** Data provided **
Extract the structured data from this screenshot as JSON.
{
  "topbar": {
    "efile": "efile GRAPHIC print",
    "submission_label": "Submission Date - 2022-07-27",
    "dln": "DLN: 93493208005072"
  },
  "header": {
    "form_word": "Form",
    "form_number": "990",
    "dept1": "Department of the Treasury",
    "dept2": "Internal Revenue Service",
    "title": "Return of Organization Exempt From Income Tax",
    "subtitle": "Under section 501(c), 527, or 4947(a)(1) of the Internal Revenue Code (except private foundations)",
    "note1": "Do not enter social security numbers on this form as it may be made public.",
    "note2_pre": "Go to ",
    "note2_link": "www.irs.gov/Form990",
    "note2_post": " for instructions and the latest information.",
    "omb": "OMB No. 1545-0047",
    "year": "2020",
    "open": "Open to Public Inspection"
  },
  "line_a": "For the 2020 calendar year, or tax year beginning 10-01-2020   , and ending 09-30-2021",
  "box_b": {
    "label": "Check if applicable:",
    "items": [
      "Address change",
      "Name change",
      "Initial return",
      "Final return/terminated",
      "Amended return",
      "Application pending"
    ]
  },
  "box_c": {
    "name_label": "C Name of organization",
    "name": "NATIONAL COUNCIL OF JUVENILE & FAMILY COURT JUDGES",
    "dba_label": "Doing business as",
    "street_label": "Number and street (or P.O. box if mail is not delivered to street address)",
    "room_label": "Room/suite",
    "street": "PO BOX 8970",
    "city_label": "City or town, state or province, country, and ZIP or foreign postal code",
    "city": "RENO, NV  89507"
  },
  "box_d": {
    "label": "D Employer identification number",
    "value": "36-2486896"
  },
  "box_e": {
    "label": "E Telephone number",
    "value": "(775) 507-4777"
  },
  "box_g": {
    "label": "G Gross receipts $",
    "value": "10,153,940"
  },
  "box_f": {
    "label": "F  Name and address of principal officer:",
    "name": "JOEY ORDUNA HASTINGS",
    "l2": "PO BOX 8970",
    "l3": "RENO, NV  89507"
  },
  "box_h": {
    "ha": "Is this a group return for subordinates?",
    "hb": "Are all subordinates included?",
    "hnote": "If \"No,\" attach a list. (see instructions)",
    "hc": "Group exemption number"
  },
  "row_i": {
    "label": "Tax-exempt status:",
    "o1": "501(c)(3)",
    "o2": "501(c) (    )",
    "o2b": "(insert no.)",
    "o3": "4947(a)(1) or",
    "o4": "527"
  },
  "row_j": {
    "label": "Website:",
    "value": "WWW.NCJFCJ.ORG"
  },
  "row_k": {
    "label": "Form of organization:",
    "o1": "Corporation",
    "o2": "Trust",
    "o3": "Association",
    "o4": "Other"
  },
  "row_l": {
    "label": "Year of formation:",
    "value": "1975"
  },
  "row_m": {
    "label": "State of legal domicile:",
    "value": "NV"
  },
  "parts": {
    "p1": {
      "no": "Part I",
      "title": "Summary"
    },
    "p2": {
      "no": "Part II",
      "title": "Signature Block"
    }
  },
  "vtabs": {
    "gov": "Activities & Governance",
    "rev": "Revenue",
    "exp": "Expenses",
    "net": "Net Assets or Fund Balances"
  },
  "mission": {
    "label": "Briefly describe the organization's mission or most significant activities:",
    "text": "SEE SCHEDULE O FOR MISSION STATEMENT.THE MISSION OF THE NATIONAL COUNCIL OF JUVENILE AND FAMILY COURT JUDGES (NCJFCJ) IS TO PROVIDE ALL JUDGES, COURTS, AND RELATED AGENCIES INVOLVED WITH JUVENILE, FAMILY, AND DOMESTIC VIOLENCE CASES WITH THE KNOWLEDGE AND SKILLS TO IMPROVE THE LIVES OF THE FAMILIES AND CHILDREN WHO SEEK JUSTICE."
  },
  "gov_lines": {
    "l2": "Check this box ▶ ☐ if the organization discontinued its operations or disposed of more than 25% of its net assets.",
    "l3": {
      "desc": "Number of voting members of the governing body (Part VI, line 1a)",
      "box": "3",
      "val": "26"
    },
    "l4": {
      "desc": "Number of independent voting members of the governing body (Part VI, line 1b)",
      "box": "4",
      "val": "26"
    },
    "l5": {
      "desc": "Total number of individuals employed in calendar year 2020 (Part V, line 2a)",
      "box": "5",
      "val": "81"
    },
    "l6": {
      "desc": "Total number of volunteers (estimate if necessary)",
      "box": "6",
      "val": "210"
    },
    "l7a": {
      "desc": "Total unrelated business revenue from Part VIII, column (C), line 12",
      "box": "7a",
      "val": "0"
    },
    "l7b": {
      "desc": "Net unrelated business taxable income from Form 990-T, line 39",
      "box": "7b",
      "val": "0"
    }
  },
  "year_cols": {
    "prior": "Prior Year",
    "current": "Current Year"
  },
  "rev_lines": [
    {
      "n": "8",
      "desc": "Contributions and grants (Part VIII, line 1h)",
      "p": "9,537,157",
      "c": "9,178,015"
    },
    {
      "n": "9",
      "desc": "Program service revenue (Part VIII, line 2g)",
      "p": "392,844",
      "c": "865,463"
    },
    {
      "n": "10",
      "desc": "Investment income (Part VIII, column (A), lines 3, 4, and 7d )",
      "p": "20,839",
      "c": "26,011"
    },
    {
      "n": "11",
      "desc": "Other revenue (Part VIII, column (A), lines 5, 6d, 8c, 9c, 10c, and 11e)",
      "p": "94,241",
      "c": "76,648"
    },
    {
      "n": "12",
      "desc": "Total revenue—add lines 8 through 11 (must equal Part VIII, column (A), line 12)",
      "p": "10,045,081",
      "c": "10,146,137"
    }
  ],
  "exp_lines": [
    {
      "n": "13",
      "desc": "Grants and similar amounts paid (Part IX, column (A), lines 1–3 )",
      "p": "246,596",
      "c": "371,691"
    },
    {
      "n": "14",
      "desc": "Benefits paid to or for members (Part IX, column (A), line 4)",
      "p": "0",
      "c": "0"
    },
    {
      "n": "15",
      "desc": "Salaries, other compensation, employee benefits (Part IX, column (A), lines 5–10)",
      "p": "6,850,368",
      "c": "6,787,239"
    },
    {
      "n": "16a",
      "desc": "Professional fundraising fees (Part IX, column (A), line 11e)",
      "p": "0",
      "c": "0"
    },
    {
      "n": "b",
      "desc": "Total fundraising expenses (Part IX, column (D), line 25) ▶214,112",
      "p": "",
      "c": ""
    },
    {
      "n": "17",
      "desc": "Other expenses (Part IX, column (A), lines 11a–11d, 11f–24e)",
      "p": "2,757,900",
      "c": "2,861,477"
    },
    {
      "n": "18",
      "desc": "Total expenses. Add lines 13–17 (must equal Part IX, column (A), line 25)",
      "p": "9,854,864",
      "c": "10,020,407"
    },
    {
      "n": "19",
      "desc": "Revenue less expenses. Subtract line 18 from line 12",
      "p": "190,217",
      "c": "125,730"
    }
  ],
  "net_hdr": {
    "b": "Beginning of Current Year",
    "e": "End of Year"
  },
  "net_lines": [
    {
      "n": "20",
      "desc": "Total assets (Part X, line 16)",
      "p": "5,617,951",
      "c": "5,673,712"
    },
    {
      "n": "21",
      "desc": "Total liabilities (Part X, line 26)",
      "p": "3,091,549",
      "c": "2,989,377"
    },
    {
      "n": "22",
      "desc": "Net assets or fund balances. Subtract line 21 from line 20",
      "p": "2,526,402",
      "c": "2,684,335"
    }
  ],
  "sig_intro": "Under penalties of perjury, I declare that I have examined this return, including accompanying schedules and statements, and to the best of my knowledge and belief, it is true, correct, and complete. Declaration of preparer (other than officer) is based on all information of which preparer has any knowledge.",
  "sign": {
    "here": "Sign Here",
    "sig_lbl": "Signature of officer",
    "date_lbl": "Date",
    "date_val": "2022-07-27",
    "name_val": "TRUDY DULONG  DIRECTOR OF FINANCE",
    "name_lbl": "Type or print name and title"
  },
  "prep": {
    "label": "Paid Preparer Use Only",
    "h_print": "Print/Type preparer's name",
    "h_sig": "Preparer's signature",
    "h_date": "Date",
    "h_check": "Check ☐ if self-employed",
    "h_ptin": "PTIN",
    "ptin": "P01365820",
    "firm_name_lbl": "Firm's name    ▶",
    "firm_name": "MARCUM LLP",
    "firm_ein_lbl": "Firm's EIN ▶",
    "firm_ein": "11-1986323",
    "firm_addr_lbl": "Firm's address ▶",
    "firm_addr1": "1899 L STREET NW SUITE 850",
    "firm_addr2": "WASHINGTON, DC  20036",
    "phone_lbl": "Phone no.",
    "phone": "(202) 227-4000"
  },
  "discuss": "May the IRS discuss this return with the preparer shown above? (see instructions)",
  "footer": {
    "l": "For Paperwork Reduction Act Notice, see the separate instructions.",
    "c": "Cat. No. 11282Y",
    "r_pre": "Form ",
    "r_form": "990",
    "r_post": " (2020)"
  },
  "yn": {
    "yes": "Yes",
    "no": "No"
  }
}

** Stated problem **
For the material, find the number of lines holding the word "business" and give that figure and nothing more.

** Solution to this task **
3